Given task: Collect from the data below each line with "thích".

Exercise input:
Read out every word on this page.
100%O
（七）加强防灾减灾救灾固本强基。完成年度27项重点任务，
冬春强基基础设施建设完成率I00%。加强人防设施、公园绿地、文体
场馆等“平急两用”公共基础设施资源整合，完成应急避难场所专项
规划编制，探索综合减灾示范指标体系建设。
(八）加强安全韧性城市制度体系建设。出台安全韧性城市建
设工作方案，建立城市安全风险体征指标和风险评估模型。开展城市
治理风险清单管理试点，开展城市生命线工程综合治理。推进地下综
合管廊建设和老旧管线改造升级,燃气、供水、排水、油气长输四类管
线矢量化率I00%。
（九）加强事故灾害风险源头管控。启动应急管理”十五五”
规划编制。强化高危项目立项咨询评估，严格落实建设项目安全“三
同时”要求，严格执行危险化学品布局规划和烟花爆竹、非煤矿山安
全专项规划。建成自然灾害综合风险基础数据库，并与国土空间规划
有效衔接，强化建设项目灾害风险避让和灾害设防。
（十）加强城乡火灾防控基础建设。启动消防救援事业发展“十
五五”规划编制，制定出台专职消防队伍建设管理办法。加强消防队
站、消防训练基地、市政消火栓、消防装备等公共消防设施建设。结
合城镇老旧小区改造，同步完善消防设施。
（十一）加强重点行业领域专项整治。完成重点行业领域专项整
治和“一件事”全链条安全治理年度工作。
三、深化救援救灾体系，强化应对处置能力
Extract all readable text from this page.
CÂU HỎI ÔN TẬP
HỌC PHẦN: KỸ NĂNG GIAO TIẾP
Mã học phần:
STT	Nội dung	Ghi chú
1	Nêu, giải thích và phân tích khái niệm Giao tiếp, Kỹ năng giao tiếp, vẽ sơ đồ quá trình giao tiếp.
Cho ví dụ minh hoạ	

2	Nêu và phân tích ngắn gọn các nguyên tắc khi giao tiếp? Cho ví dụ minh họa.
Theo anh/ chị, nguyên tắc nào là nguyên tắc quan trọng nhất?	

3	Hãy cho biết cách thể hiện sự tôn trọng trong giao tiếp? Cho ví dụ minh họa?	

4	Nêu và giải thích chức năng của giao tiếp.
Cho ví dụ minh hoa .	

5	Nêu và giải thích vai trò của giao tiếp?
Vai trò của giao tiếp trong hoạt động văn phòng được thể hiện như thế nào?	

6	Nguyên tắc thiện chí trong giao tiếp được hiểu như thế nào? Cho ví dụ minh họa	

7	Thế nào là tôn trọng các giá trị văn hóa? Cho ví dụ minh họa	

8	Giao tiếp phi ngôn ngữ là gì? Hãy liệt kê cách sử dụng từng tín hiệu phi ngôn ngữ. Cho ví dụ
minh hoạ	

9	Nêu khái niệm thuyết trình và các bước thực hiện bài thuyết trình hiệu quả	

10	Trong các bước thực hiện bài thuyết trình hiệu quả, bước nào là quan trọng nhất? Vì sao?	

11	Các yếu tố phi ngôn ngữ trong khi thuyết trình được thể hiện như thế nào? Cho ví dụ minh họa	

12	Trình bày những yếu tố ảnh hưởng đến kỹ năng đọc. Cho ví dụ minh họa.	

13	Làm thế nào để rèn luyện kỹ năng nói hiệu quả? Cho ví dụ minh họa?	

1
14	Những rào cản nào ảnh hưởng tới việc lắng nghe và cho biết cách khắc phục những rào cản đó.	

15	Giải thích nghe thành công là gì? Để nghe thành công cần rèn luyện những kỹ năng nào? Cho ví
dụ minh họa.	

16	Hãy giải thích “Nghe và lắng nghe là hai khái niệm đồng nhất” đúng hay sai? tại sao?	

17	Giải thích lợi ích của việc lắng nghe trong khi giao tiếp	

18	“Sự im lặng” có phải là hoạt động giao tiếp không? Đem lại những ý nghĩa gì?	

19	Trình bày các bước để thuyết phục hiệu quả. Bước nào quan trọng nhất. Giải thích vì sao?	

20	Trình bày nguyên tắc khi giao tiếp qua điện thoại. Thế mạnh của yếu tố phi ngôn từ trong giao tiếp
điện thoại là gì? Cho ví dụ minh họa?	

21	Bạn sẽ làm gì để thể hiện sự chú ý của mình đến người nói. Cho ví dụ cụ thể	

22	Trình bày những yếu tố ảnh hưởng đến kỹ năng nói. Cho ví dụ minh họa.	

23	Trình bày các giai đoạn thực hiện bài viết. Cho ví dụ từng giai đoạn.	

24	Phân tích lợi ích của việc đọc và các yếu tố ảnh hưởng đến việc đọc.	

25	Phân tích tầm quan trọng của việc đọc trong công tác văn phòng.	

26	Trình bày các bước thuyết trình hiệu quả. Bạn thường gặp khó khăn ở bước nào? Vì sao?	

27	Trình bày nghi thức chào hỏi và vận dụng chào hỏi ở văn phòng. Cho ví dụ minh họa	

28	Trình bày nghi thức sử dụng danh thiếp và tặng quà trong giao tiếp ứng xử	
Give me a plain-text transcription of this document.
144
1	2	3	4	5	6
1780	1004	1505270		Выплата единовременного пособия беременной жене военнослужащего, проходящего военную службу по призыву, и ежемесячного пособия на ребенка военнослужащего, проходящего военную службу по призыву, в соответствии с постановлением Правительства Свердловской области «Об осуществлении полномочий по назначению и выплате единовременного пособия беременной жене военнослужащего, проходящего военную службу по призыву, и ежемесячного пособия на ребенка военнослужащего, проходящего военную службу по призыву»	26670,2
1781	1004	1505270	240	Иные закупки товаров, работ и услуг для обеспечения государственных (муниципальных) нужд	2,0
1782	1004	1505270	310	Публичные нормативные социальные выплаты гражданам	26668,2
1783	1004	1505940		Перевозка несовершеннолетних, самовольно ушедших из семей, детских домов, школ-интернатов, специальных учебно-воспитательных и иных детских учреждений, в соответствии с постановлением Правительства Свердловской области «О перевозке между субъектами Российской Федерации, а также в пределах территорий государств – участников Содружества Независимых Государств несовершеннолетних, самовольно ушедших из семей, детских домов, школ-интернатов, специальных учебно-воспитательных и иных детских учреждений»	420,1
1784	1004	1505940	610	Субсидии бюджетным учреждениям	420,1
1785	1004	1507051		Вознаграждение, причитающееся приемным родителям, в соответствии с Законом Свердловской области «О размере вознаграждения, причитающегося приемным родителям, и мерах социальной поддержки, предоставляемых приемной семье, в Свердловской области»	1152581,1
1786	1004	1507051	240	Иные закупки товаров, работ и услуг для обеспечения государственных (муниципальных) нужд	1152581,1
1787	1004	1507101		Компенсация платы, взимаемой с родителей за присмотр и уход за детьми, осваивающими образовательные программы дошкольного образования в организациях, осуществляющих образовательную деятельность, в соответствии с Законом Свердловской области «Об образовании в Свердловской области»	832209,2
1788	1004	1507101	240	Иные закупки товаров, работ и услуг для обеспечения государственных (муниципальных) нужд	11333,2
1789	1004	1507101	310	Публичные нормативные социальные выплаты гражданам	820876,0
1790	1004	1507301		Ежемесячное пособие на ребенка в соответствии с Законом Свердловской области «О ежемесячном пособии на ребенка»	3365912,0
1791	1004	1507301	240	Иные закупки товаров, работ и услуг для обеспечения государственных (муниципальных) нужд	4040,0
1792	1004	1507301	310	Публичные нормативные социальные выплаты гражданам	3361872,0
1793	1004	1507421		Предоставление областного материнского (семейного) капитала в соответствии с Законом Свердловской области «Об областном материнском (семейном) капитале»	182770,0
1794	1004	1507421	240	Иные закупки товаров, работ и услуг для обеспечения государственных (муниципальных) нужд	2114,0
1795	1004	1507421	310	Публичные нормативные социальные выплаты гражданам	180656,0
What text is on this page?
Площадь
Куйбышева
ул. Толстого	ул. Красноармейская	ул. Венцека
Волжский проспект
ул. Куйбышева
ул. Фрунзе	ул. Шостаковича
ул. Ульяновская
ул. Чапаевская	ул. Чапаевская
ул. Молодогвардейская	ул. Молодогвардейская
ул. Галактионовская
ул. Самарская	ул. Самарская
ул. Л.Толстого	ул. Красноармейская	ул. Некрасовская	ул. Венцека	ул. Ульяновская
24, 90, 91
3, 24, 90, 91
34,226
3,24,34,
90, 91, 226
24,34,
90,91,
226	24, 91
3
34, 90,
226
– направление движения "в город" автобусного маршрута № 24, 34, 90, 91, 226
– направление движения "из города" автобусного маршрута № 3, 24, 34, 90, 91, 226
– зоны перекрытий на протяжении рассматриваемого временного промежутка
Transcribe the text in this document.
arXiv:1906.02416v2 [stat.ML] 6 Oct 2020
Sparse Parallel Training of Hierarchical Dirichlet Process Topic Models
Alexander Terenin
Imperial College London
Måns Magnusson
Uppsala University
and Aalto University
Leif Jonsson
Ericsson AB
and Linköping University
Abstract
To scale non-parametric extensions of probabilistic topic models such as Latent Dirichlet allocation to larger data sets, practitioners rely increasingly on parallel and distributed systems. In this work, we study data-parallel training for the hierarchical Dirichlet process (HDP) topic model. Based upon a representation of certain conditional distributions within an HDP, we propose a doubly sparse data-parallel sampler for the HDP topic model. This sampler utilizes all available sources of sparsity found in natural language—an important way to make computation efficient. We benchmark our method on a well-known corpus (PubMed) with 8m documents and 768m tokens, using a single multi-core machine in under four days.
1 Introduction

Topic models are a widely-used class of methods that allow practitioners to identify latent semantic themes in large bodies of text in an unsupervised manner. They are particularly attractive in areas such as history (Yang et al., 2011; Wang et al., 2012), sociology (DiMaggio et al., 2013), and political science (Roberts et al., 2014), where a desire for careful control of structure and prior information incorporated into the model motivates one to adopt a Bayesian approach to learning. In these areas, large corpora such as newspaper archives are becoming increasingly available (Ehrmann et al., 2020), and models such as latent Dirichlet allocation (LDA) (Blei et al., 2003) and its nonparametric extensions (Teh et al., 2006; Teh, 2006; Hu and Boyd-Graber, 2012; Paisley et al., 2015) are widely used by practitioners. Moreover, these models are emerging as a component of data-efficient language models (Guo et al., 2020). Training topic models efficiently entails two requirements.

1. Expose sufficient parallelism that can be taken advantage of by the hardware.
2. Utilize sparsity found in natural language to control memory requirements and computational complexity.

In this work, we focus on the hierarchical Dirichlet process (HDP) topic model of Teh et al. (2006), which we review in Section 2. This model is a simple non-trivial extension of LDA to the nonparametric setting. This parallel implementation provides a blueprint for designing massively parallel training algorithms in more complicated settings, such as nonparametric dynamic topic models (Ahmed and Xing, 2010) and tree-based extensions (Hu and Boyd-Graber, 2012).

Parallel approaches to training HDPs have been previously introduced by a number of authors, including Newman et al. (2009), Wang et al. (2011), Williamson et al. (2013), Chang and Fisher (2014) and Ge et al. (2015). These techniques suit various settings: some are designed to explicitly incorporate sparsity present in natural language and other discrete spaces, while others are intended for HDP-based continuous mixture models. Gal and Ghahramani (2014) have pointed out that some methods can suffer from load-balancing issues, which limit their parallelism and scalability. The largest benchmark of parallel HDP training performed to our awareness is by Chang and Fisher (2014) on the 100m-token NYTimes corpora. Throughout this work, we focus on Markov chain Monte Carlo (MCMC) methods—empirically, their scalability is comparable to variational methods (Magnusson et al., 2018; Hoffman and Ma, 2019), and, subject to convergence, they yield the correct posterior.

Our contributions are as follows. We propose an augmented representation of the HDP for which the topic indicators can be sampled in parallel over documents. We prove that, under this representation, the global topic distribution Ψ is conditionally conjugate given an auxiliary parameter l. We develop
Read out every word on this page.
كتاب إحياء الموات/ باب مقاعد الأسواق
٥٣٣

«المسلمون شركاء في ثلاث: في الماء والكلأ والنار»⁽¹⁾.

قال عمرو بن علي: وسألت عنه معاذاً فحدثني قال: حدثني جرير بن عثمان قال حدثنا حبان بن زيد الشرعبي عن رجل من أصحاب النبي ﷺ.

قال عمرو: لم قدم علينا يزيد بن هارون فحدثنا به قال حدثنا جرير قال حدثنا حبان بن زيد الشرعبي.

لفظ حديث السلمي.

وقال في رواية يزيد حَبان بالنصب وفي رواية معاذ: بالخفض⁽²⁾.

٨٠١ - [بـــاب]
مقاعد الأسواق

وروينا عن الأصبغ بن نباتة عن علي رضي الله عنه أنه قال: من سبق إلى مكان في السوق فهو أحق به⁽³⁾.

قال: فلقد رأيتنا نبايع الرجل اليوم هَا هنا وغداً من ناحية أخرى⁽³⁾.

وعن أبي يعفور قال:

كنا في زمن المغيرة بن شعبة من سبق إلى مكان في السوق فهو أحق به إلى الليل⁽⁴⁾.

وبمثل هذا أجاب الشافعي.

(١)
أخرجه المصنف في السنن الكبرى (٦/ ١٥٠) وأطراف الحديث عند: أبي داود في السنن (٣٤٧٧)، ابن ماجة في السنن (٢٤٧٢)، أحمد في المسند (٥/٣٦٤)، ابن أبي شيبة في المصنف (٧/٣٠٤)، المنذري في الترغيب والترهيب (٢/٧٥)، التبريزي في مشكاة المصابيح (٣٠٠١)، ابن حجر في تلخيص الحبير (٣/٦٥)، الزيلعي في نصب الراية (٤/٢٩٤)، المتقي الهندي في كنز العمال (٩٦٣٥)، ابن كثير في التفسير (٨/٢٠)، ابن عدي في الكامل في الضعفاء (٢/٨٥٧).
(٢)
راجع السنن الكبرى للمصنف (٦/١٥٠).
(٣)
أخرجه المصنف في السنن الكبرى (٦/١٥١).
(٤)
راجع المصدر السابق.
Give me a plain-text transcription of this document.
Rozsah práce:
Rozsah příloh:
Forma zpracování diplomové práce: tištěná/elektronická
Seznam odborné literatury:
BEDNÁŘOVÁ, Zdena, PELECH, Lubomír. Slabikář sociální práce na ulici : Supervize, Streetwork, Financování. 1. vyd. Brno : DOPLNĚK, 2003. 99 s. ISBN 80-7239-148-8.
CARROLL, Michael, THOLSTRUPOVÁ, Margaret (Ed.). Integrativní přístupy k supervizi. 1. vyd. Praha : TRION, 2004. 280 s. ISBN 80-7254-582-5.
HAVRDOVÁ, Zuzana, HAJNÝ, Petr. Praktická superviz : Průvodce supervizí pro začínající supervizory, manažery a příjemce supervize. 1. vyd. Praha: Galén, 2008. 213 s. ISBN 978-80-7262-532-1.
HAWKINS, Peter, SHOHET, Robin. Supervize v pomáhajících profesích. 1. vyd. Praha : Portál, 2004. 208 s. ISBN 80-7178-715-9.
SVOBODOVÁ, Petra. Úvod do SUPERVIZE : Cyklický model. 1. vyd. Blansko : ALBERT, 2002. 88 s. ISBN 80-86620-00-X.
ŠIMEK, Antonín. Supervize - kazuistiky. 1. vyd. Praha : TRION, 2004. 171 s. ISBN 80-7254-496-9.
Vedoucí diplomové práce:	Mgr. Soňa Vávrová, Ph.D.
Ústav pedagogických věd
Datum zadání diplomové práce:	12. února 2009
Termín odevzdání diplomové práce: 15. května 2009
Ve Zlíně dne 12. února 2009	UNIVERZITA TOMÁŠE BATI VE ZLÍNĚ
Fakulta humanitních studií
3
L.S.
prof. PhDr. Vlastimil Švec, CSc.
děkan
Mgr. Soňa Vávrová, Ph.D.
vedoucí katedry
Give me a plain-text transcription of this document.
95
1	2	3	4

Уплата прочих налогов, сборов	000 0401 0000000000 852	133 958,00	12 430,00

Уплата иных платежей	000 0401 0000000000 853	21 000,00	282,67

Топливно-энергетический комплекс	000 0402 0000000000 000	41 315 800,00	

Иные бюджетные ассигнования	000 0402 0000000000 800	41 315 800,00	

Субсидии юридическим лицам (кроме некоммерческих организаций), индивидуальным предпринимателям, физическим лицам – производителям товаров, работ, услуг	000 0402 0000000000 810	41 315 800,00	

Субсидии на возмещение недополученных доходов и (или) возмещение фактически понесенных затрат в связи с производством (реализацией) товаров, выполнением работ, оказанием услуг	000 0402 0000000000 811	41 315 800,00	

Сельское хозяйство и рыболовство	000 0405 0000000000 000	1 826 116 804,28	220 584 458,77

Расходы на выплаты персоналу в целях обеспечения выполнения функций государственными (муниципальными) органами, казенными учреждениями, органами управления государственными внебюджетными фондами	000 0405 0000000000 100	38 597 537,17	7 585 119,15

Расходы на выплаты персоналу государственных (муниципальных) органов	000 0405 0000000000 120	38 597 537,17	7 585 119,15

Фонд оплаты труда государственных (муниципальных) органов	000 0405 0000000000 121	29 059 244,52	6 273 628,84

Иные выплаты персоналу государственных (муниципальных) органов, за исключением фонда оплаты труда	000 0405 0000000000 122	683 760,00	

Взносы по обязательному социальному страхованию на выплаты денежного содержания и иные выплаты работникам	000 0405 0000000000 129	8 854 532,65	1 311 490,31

Output below:
1	Nêu, giải thích và phân tích khái niệm Giao tiếp, Kỹ năng giao tiếp, vẽ sơ đồ quá trình giao tiếp.
4	Nêu và giải thích chức năng của giao tiếp.
5	Nêu và giải thích vai trò của giao tiếp?
15	Giải thích nghe thành công là gì? Để nghe thành công cần rèn luyện những kỹ năng nào? Cho ví
16	Hãy giải thích “Nghe và lắng nghe là hai khái niệm đồng nhất” đúng hay sai? tại sao?	
17	Giải thích lợi ích của việc lắng nghe trong khi giao tiếp	
19	Trình bày các bước để thuyết phục hiệu quả. Bước nào quan trọng nhất. Giải thích vì sao?	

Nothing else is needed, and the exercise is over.